• Set task:
Set down each record below precisely, skipping the pictures.

++++++++++++++++++++

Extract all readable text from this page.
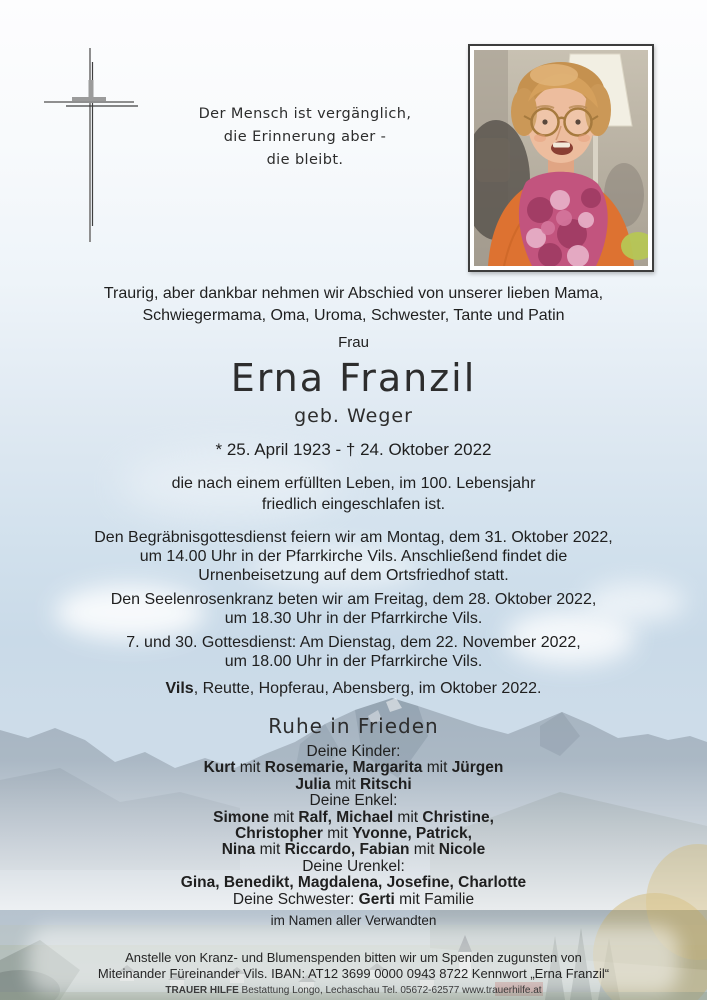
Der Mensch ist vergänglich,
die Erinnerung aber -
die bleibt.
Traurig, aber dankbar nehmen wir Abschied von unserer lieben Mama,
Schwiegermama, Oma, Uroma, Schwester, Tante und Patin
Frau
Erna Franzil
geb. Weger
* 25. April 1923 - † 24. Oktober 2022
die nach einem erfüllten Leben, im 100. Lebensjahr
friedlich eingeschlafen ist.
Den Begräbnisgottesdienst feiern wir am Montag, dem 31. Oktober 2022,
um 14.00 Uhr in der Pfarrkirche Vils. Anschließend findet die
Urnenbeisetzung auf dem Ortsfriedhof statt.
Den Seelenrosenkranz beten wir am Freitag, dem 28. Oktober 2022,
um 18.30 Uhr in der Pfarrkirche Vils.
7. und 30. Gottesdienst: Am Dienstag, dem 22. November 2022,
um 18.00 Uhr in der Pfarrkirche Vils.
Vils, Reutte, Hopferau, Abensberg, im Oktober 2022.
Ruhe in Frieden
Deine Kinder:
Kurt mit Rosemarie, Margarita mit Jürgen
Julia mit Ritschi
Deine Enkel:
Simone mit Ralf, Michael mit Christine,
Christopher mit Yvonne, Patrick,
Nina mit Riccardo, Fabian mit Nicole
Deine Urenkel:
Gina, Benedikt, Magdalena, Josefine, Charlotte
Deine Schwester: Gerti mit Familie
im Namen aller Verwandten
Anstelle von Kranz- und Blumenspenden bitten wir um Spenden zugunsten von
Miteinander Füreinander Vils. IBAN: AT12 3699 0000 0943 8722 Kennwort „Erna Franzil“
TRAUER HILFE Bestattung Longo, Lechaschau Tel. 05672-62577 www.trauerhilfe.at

++++++++++++++++++++

• Output for this task:
Extract all readable text from this page.
Der Mensch ist vergänglich,
die Erinnerung aber -
die bleibt.
Traurig, aber dankbar nehmen wir Abschied von unserer lieben Mama,
Schwiegermama, Oma, Uroma, Schwester, Tante und Patin
Frau
Erna Franzil
geb. Weger
* 25. April 1923 - † 24. Oktober 2022
die nach einem erfüllten Leben, im 100. Lebensjahr
friedlich eingeschlafen ist.
Den Begräbnisgottesdienst feiern wir am Montag, dem 31. Oktober 2022,
um 14.00 Uhr in der Pfarrkirche Vils. Anschließend findet die
Urnenbeisetzung auf dem Ortsfriedhof statt.
Den Seelenrosenkranz beten wir am Freitag, dem 28. Oktober 2022,
um 18.30 Uhr in der Pfarrkirche Vils.
7. und 30. Gottesdienst: Am Dienstag, dem 22. November 2022,
um 18.00 Uhr in der Pfarrkirche Vils.
Vils, Reutte, Hopferau, Abensberg, im Oktober 2022.
Ruhe in Frieden
Deine Kinder:
Kurt mit Rosemarie, Margarita mit Jürgen
Julia mit Ritschi
Deine Enkel:
Simone mit Ralf, Michael mit Christine,
Christopher mit Yvonne, Patrick,
Nina mit Riccardo, Fabian mit Nicole
Deine Urenkel:
Gina, Benedikt, Magdalena, Josefine, Charlotte
Deine Schwester: Gerti mit Familie
im Namen aller Verwandten
Anstelle von Kranz- und Blumenspenden bitten wir um Spenden zugunsten von
Miteinander Füreinander Vils. IBAN: AT12 3699 0000 0943 8722 Kennwort „Erna Franzil“
TRAUER HILFE Bestattung Longo, Lechaschau Tel. 05672-62577 www.trauerhilfe.at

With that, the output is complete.